> **TRECHO SELECIONADO**
++++

Acabei de ler o livro Iperoig, do escritor paulista Leão Machado, que o Julinho Mendes me emprestou. A Iperoig de que trata o livro é a Ubatuba de 1945. O fato de, logo em seguida, ter lido aqui no O Guaruçá a crônica Ubatubância, também de autoria desse escritor, levou-me a algumas reflexões sobre a obra e sobre o escritor da paulicéia desvairada.

Li Iperoig motivado pela curiosidade permanente de conhecer aquela Ubatuba que refletia o longo período de decadência decorrente do fim do Ciclo do Café no Vale do Paraíba. O livro descreve a Ubatuba de 1945 (sete anos antes de eu vir com toda pompa ao mundo), que só começaria a sair do estado de coma a partir da década de 60, no século XX, época dos grandes e fundamentais investimentos do governo militar no país: no setor energético, na melhoria e na construção de rodovias, nas telecomunicações, na construção de escolas e na diminuição da bandalheira nas administrações públicas.

++++

> **DADOS FORNECIDOS**

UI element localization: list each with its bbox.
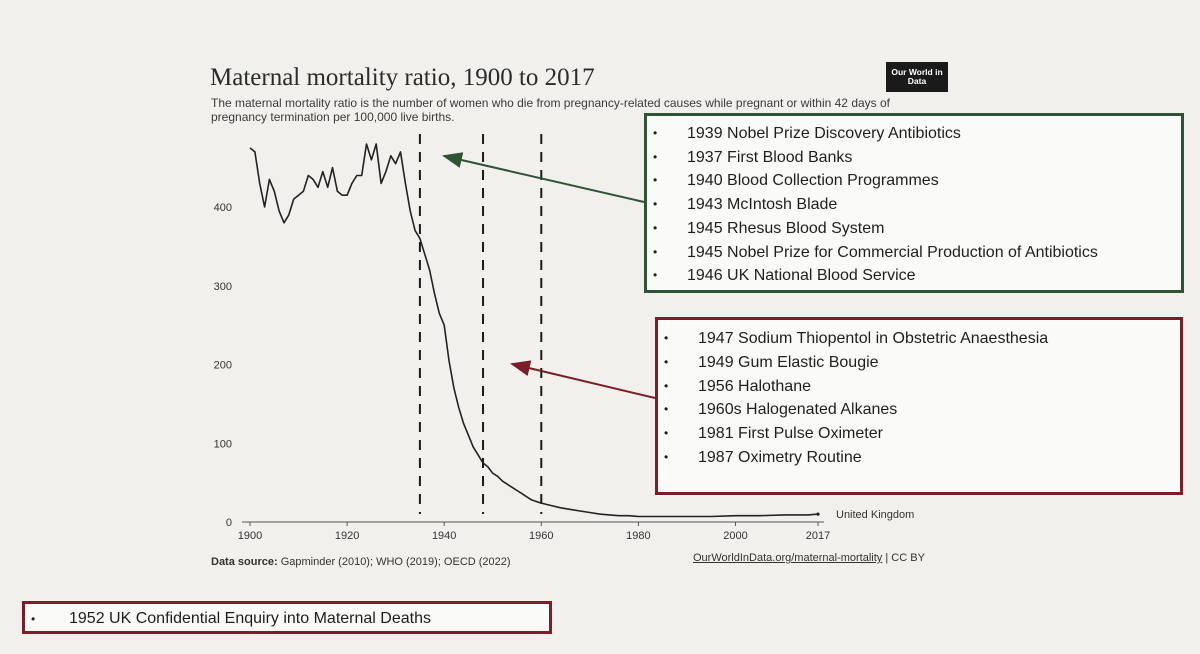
chart-title: Maternal mortality ratio, 1900 to 2017 <box>210 64 595 91</box>
bottom-annotation-list: 1952 UK Confidential Enquiry into Matern… <box>25 609 549 629</box>
license-text: | CC BY <box>885 552 925 564</box>
y-tick-label: 200 <box>214 360 232 372</box>
series-label: United Kingdom <box>836 509 914 521</box>
green-annotation-item: 1939 Nobel Prize Discovery Antibiotics <box>647 122 1181 146</box>
y-tick-label: 100 <box>214 438 232 450</box>
red-annotation-box: 1947 Sodium Thiopentol in Obstetric Anae… <box>655 317 1183 495</box>
green-annotation-item: 1946 UK National Blood Service <box>647 264 1181 288</box>
source-label: Data source: <box>211 556 278 568</box>
series-line <box>249 143 819 518</box>
bottom-annotation-box: 1952 UK Confidential Enquiry into Matern… <box>22 601 552 634</box>
bottom-annotation-item: 1952 UK Confidential Enquiry into Matern… <box>25 609 549 629</box>
x-tick-label: 1940 <box>432 530 456 542</box>
green-annotation-arrow <box>442 152 645 203</box>
green-annotation-item: 1940 Blood Collection Programmes <box>647 169 1181 193</box>
red-annotation-item: 1947 Sodium Thiopentol in Obstetric Anae… <box>658 327 1180 351</box>
x-tick-label: 1960 <box>529 530 553 542</box>
green-annotation-item: 1945 Rhesus Blood System <box>647 217 1181 241</box>
chart-subtitle: The maternal mortality ratio is the numb… <box>211 96 891 124</box>
x-tick-label: 1980 <box>626 530 650 542</box>
owid-link-text[interactable]: OurWorldInData.org/maternal-mortality <box>693 552 883 564</box>
green-annotation-item: 1937 First Blood Banks <box>647 146 1181 170</box>
red-annotation-item: 1956 Halothane <box>658 375 1180 399</box>
green-annotation-box: 1939 Nobel Prize Discovery Antibiotics19… <box>644 113 1184 293</box>
x-tick-label: 2000 <box>723 530 747 542</box>
red-annotation-arrow <box>510 360 656 399</box>
red-annotation-item: 1949 Gum Elastic Bougie <box>658 351 1180 375</box>
x-tick-label: 2017 <box>806 530 830 542</box>
green-annotation-item: 1945 Nobel Prize for Commercial Producti… <box>647 241 1181 265</box>
y-tick-label: 400 <box>214 202 232 214</box>
red-annotation-list: 1947 Sodium Thiopentol in Obstetric Anae… <box>658 327 1180 470</box>
red-annotation-item: 1981 First Pulse Oximeter <box>658 422 1180 446</box>
green-annotation-item: 1943 McIntosh Blade <box>647 193 1181 217</box>
series-end-point <box>816 512 820 516</box>
x-tick-label: 1920 <box>335 530 359 542</box>
owid-link[interactable]: OurWorldInData.org/maternal-mortality | … <box>693 552 925 564</box>
owid-logo: Our World in Data <box>886 62 948 92</box>
y-tick-label: 0 <box>226 517 232 529</box>
green-annotation-list: 1939 Nobel Prize Discovery Antibiotics19… <box>647 122 1181 288</box>
source-note: Data source: Gapminder (2010); WHO (2019… <box>211 556 511 568</box>
red-annotation-item: 1960s Halogenated Alkanes <box>658 398 1180 422</box>
source-text: Gapminder (2010); WHO (2019); OECD (2022… <box>280 556 511 568</box>
y-tick-label: 300 <box>214 281 232 293</box>
red-annotation-item: 1987 Oximetry Routine <box>658 446 1180 470</box>
x-tick-label: 1900 <box>238 530 262 542</box>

++++

> **O QUE FAZER**
Transcreva literalmente o trecho selecionado, começando em "Acabei de ler" e seguindo até "da paulicéia desvairada.". A listagem não tem nenhuma função aqui.

> **RESULTADO OBTIDO**
Acabei de ler o livro Iperoig, do escritor paulista Leão Machado, que o Julinho Mendes me emprestou. A Iperoig de que trata o livro é a Ubatuba de 1945. O fato de, logo em seguida, ter lido aqui no O Guaruçá a crônica Ubatubância, também de autoria desse escritor, levou-me a algumas reflexões sobre a obra e sobre o escritor da paulicéia desvairada.